*Exercise description:* Could every line of the data be printed exactly as it reads?

(Data entries for graphics)
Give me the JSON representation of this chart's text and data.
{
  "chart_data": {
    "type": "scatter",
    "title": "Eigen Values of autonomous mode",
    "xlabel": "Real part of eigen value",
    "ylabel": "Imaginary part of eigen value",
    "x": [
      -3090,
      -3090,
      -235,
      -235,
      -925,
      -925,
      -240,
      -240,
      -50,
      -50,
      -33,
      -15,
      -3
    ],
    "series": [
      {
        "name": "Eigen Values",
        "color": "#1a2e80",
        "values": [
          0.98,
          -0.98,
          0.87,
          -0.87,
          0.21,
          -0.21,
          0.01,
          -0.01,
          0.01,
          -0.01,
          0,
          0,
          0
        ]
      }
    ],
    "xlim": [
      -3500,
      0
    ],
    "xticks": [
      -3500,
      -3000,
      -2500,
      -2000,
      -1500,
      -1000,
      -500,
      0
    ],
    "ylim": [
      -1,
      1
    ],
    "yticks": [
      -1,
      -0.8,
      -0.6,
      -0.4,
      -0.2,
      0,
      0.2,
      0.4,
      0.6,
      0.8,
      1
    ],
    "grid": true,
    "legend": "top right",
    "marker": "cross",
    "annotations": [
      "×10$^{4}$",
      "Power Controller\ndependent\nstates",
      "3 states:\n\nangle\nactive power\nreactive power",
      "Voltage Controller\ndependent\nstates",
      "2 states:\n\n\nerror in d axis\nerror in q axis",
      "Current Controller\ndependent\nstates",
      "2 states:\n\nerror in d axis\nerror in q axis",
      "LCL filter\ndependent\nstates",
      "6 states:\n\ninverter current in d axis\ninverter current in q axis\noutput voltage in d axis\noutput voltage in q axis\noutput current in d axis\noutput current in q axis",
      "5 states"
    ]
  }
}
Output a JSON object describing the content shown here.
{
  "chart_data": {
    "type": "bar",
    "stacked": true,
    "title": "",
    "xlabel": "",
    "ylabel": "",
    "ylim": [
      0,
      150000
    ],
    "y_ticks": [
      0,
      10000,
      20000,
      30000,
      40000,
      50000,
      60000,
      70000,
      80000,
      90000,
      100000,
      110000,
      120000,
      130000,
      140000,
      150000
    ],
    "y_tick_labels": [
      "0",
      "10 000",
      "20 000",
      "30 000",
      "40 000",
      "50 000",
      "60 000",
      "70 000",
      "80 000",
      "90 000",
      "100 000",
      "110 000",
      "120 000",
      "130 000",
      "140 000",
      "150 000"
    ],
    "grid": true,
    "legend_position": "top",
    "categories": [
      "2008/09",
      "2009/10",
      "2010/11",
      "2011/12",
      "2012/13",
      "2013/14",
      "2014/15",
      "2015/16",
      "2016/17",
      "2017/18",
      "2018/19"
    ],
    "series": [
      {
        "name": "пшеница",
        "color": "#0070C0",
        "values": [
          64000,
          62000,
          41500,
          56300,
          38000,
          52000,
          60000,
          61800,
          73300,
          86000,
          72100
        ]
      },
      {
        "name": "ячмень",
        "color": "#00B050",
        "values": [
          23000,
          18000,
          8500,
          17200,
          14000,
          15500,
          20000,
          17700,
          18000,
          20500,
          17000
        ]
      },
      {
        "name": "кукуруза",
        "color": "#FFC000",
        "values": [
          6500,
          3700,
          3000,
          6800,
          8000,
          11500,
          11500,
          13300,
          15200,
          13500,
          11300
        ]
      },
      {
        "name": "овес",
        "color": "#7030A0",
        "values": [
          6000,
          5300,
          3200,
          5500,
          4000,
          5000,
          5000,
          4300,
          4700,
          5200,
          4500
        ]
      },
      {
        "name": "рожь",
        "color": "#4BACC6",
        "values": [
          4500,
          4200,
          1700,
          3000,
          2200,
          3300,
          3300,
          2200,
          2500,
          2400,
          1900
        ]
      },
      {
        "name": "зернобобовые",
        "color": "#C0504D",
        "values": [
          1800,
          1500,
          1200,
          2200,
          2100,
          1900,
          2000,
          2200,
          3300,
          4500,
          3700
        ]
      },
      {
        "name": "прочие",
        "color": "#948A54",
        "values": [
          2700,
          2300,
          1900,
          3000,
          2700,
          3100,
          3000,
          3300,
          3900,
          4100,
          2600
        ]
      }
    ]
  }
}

*Finished task:*
Give me the JSON representation of this chart's text and data.
{
  "chart_data": {
    "type": "scatter",
    "title": "Eigen Values of autonomous mode",
    "xlabel": "Real part of eigen value",
    "ylabel": "Imaginary part of eigen value",
    "x": [
      -3090,
      -3090,
      -235,
      -235,
      -925,
      -925,
      -240,
      -240,
      -50,
      -50,
      -33,
      -15,
      -3
    ],
    "series": [
      {
        "name": "Eigen Values",
        "color": "#1a2e80",
        "values": [
          0.98,
          -0.98,
          0.87,
          -0.87,
          0.21,
          -0.21,
          0.01,
          -0.01,
          0.01,
          -0.01,
          0,
          0,
          0
        ]
      }
    ],
    "xlim": [
      -3500,
      0
    ],
    "xticks": [
      -3500,
      -3000,
      -2500,
      -2000,
      -1500,
      -1000,
      -500,
      0
    ],
    "ylim": [
      -1,
      1
    ],
    "yticks": [
      -1,
      -0.8,
      -0.6,
      -0.4,
      -0.2,
      0,
      0.2,
      0.4,
      0.6,
      0.8,
      1
    ],
    "grid": true,
    "legend": "top right",
    "marker": "cross",
    "annotations": [
      "×10$^{4}$",
      "Power Controller\ndependent\nstates",
      "3 states:\n\nangle\nactive power\nreactive power",
      "Voltage Controller\ndependent\nstates",
      "2 states:\n\n\nerror in d axis\nerror in q axis",
      "Current Controller\ndependent\nstates",
      "2 states:\n\nerror in d axis\nerror in q axis",
      "LCL filter\ndependent\nstates",
      "6 states:\n\ninverter current in d axis\ninverter current in q axis\noutput voltage in d axis\noutput voltage in q axis\noutput current in d axis\noutput current in q axis",
      "5 states"
    ]
  }
}
Output a JSON object describing the content shown here.
{
  "chart_data": {
    "type": "bar",
    "stacked": true,
    "title": "",
    "xlabel": "",
    "ylabel": "",
    "ylim": [
      0,
      150000
    ],
    "y_ticks": [
      0,
      10000,
      20000,
      30000,
      40000,
      50000,
      60000,
      70000,
      80000,
      90000,
      100000,
      110000,
      120000,
      130000,
      140000,
      150000
    ],
    "y_tick_labels": [
      "0",
      "10 000",
      "20 000",
      "30 000",
      "40 000",
      "50 000",
      "60 000",
      "70 000",
      "80 000",
      "90 000",
      "100 000",
      "110 000",
      "120 000",
      "130 000",
      "140 000",
      "150 000"
    ],
    "grid": true,
    "legend_position": "top",
    "categories": [
      "2008/09",
      "2009/10",
      "2010/11",
      "2011/12",
      "2012/13",
      "2013/14",
      "2014/15",
      "2015/16",
      "2016/17",
      "2017/18",
      "2018/19"
    ],
    "series": [
      {
        "name": "пшеница",
        "color": "#0070C0",
        "values": [
          64000,
          62000,
          41500,
          56300,
          38000,
          52000,
          60000,
          61800,
          73300,
          86000,
          72100
        ]
      },
      {
        "name": "ячмень",
        "color": "#00B050",
        "values": [
          23000,
          18000,
          8500,
          17200,
          14000,
          15500,
          20000,
          17700,
          18000,
          20500,
          17000
        ]
      },
      {
        "name": "кукуруза",
        "color": "#FFC000",
        "values": [
          6500,
          3700,
          3000,
          6800,
          8000,
          11500,
          11500,
          13300,
          15200,
          13500,
          11300
        ]
      },
      {
        "name": "овес",
        "color": "#7030A0",
        "values": [
          6000,
          5300,
          3200,
          5500,
          4000,
          5000,
          5000,
          4300,
          4700,
          5200,
          4500
        ]
      },
      {
        "name": "рожь",
        "color": "#4BACC6",
        "values": [
          4500,
          4200,
          1700,
          3000,
          2200,
          3300,
          3300,
          2200,
          2500,
          2400,
          1900
        ]
      },
      {
        "name": "зернобобовые",
        "color": "#C0504D",
        "values": [
          1800,
          1500,
          1200,
          2200,
          2100,
          1900,
          2000,
          2200,
          3300,
          4500,
          3700
        ]
      },
      {
        "name": "прочие",
        "color": "#948A54",
        "values": [
          2700,
          2300,
          1900,
          3000,
          2700,
          3100,
          3000,
          3300,
          3900,
          4100,
          2600
        ]
      }
    ]
  }
}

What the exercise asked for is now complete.